Short exercise
Restate each line word for word. Leave out every picture.

(Stored data)
·····

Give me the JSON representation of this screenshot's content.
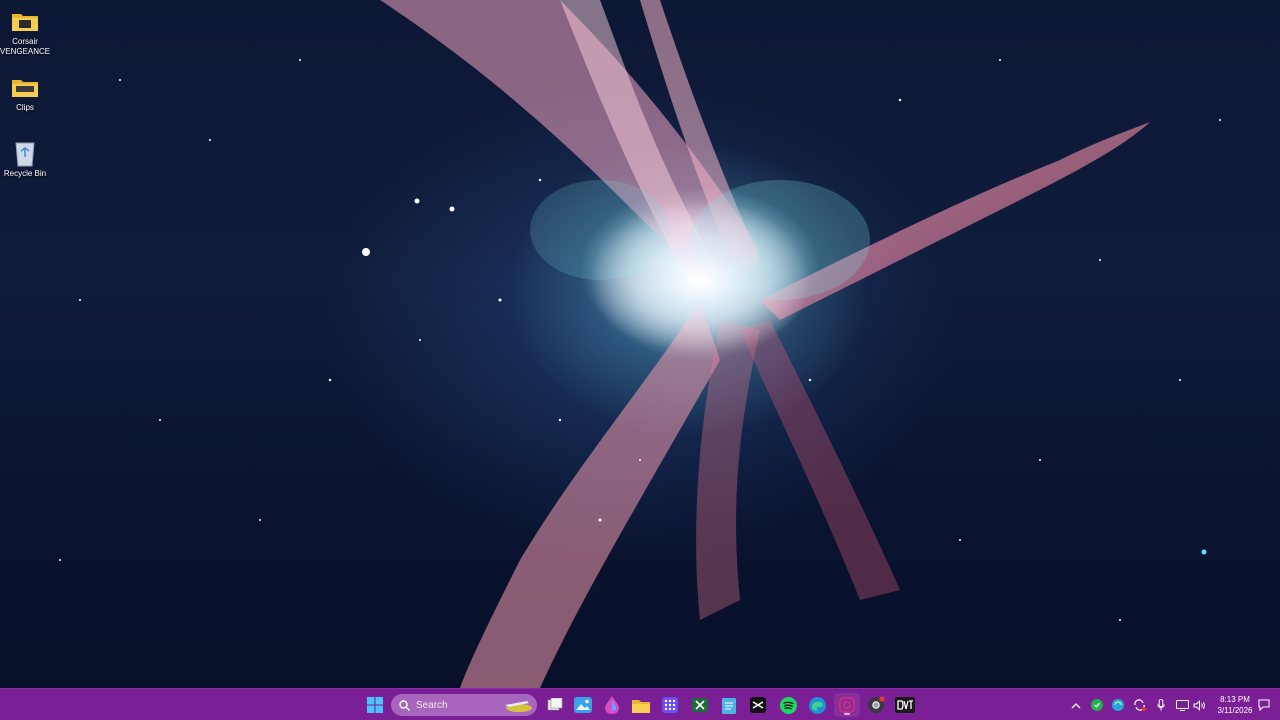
{
  "desktop": {
    "icons": [
      {
        "label": "Corsair VENGEANCE",
        "icon": "folder-icon"
      },
      {
        "label": "Clips",
        "icon": "folder-icon"
      },
      {
        "label": "Recycle Bin",
        "icon": "recycle-bin-icon"
      }
    ]
  },
  "taskbar": {
    "color": "#7a1f96",
    "search": {
      "placeholder": "Search"
    },
    "pinned_apps": [
      "start-icon",
      "task-view-icon",
      "photos-icon",
      "copilot-icon",
      "file-explorer-icon",
      "app-grid-icon",
      "excel-icon",
      "notepad-icon",
      "capcut-icon",
      "spotify-icon",
      "edge-icon",
      "instagram-icon",
      "chrome-icon",
      "dvt-app-icon"
    ]
  },
  "system_tray": {
    "icons": [
      "chevron-up-icon",
      "security-icon",
      "cloud-sync-icon",
      "update-icon",
      "microphone-icon",
      "network-icon",
      "volume-icon"
    ],
    "clock": {
      "time": "8:13 PM",
      "date": "3/11/2026"
    }
  }
}
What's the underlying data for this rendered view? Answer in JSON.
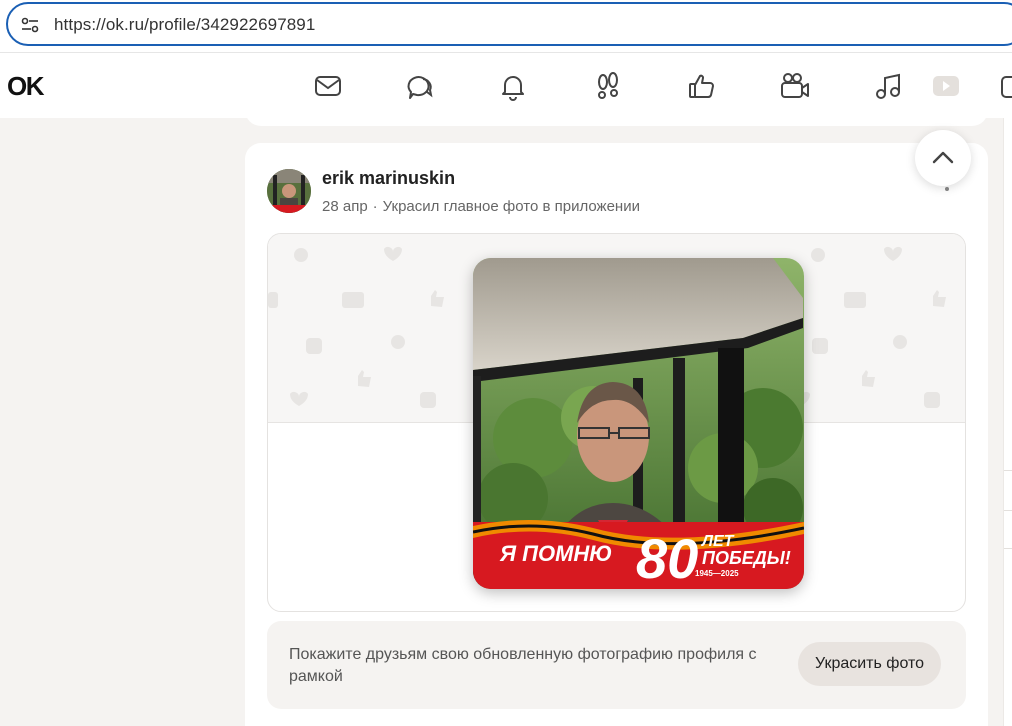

·····

Expected answer
Give me the JSON representation of this screenshot's content.
{
  "desktop": {
    "icons": [
      {
        "label": "Corsair VENGEANCE",
        "icon": "folder-icon"
      },
      {
        "label": "Clips",
        "icon": "folder-icon"
      },
      {
        "label": "Recycle Bin",
        "icon": "recycle-bin-icon"
      }
    ]
  },
  "taskbar": {
    "color": "#7a1f96",
    "search": {
      "placeholder": "Search"
    },
    "pinned_apps": [
      "start-icon",
      "task-view-icon",
      "photos-icon",
      "copilot-icon",
      "file-explorer-icon",
      "app-grid-icon",
      "excel-icon",
      "notepad-icon",
      "capcut-icon",
      "spotify-icon",
      "edge-icon",
      "instagram-icon",
      "chrome-icon",
      "dvt-app-icon"
    ]
  },
  "system_tray": {
    "icons": [
      "chevron-up-icon",
      "security-icon",
      "cloud-sync-icon",
      "update-icon",
      "microphone-icon",
      "network-icon",
      "volume-icon"
    ],
    "clock": {
      "time": "8:13 PM",
      "date": "3/11/2026"
    }
  }
}
What's the underlying data for this rendered view? Answer in JSON.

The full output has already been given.